* **AIM**: Check every line below for the word "illustration" and copy the ones that have it.

Data excerpts
--- BEGIN ---

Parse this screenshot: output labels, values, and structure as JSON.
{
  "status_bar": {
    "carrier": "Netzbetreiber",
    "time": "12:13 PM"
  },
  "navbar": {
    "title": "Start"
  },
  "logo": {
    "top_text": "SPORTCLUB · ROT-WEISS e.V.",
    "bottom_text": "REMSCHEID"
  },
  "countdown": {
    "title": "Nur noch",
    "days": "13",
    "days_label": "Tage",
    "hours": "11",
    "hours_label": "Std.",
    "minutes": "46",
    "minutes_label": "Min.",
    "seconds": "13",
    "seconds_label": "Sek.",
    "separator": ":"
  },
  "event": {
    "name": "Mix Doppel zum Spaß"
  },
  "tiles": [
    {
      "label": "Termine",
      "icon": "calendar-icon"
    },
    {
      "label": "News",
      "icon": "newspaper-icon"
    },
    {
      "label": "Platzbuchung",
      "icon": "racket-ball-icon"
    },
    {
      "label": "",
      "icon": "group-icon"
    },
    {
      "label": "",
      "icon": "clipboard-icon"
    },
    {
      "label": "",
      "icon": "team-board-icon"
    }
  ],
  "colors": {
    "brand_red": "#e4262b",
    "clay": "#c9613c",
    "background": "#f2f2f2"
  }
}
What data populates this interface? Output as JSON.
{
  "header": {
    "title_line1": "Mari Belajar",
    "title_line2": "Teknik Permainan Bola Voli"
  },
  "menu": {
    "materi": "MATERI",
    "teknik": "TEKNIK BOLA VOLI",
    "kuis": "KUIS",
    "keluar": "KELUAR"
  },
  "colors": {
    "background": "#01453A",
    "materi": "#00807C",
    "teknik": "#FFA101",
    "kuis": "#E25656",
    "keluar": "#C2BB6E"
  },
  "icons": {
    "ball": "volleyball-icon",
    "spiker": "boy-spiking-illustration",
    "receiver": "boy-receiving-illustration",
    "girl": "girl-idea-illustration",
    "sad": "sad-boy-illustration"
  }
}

--- END ---

* **RESULT OF THE TASK**:
    "spiker": "boy-spiking-illustration",
    "receiver": "boy-receiving-illustration",
    "girl": "girl-idea-illustration",
    "sad": "sad-boy-illustration"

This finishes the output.